** begin MATERIALS PROVIDED **
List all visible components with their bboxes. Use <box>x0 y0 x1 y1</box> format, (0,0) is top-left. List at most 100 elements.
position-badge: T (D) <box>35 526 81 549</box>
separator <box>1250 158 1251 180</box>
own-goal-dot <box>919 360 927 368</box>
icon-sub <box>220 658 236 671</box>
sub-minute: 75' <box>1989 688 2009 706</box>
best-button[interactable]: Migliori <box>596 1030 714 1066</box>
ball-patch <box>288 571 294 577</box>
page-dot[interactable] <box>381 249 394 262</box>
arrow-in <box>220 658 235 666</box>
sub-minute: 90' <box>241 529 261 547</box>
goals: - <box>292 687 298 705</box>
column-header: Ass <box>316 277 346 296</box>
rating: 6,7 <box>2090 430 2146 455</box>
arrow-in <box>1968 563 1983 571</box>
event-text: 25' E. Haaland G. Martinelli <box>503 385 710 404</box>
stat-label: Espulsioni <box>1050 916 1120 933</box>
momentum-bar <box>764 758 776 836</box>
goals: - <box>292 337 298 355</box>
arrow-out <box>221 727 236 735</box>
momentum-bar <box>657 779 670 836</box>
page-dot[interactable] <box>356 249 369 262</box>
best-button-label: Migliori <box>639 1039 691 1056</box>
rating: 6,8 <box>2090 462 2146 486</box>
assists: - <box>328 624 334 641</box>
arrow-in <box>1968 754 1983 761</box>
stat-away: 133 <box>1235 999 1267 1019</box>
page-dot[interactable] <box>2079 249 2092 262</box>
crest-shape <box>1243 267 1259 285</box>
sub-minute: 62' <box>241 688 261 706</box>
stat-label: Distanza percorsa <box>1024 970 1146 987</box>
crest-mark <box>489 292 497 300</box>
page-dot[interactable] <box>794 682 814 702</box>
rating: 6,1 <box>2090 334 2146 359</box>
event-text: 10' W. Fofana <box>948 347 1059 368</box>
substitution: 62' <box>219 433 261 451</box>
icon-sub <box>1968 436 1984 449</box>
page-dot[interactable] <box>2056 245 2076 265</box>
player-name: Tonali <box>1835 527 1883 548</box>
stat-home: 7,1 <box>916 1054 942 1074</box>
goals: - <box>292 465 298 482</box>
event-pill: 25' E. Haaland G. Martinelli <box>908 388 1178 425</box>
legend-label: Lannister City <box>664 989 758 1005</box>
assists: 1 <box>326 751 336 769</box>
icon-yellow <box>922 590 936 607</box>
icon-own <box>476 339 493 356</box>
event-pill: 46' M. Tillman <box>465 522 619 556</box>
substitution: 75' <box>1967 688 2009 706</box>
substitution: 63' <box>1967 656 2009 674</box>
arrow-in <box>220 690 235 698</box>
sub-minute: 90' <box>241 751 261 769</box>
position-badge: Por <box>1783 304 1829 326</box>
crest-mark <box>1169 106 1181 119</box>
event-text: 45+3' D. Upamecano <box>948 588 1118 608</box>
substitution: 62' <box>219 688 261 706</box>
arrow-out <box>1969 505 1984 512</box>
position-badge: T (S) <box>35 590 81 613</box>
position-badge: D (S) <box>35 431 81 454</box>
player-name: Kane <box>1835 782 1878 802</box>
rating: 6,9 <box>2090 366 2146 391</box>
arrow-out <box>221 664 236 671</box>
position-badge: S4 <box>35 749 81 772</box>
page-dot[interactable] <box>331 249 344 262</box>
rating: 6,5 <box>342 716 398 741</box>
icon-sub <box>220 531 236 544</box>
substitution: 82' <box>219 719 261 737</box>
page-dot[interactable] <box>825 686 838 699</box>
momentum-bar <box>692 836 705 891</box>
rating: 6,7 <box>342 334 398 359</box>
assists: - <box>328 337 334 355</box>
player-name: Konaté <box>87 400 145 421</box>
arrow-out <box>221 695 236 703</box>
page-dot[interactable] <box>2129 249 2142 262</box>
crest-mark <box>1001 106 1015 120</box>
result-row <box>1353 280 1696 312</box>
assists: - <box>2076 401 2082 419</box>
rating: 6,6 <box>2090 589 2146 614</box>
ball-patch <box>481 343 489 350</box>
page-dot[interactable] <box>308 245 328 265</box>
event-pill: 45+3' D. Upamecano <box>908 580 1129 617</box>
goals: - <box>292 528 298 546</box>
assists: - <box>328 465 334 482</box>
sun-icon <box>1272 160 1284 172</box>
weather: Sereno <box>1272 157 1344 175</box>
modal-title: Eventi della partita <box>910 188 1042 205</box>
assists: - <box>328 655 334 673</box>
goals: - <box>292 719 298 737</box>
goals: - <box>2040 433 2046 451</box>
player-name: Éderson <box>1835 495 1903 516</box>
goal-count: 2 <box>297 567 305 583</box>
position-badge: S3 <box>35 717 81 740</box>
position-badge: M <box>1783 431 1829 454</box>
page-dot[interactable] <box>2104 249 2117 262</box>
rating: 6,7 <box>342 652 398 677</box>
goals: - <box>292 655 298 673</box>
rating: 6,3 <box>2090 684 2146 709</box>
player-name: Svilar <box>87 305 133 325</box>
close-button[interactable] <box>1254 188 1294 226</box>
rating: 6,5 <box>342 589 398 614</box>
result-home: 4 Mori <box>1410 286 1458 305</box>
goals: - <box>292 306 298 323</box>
** end MATERIALS PROVIDED **
** begin MATERIALS PROVIDED **
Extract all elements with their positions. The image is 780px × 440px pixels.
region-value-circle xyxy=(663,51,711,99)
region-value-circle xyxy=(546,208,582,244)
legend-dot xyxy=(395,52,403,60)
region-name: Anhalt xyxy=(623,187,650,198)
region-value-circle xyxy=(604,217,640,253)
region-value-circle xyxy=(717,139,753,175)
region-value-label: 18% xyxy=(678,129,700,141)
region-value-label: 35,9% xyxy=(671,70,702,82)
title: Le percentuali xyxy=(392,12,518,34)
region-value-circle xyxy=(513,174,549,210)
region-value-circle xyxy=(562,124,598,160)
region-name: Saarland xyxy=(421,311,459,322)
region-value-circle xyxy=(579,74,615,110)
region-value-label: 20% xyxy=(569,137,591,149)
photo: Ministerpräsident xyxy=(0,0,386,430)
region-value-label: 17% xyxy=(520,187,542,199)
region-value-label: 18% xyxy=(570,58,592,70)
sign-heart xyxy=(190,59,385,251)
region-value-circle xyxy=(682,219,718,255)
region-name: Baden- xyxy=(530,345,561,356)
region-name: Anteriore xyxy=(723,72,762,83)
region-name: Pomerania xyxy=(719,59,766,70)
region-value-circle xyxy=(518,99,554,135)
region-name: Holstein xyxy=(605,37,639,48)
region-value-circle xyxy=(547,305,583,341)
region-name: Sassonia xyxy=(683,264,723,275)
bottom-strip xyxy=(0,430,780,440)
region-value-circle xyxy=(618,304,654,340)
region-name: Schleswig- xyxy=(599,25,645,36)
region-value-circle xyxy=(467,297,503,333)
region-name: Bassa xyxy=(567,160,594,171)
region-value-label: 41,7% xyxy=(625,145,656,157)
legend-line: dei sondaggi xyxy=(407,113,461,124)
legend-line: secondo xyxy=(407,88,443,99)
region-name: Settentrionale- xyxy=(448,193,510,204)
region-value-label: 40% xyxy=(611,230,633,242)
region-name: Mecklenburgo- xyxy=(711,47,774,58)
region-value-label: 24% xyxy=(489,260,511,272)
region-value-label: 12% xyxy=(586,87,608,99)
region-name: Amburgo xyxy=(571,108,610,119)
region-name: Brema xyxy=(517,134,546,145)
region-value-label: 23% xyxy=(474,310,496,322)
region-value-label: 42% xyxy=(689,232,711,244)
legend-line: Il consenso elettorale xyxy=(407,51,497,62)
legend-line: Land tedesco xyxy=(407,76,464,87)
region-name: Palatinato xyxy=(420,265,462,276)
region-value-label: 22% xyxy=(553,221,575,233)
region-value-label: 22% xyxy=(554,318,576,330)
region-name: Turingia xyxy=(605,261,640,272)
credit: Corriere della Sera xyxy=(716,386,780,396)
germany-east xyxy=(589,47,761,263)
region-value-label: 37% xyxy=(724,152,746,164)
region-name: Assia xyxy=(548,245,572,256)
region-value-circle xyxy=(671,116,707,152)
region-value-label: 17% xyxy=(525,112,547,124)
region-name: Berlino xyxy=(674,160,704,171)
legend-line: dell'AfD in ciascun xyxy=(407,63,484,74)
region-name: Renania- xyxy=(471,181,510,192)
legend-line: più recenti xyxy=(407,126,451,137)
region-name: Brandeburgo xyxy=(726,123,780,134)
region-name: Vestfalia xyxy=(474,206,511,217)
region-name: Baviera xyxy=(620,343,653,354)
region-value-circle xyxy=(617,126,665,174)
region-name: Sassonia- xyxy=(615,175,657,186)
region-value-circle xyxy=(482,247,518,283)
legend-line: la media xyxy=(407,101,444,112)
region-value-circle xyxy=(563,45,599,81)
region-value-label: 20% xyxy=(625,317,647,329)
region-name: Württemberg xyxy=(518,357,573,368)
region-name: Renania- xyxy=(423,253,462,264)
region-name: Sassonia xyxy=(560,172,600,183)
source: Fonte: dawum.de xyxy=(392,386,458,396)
** end MATERIALS PROVIDED **
* _GOAL_: Report every line of the items above that contains the string "Renania", copying each one in full.

* _ANSWER TO THIS PROBLEM_:
region-name: Renania- xyxy=(471,181,510,192)
region-name: Renania- xyxy=(423,253,462,264)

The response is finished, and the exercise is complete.